Data in this exercise

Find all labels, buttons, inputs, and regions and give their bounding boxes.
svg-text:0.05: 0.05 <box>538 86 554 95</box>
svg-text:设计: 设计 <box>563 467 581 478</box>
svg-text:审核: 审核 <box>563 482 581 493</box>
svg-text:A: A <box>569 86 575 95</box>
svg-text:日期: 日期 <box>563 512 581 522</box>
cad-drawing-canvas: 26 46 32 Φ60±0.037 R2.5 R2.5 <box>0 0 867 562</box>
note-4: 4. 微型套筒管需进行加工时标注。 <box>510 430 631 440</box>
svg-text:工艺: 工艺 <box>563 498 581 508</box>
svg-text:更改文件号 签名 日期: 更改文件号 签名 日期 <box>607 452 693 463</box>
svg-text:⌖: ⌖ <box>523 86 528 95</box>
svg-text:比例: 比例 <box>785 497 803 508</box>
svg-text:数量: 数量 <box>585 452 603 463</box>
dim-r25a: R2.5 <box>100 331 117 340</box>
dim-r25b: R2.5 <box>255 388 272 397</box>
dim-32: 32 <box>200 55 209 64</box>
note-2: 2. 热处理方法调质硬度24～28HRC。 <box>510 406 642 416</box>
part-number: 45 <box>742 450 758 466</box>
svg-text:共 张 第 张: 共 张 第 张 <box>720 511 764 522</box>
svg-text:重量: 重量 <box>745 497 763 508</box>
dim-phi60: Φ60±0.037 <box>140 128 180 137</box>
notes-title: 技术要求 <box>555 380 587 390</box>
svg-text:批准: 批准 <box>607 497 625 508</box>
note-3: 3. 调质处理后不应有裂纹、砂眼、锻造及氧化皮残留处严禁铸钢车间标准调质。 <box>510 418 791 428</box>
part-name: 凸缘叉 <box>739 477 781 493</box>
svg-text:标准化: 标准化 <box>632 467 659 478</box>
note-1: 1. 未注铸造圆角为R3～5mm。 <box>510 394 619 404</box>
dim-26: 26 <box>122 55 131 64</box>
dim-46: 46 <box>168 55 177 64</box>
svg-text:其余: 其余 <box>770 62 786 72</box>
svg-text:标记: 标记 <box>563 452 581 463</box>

Exercise requirements
Please count the lines of the records that contain the string "part", treating uppercase and lowercase as different, and give only the number.

Solution
2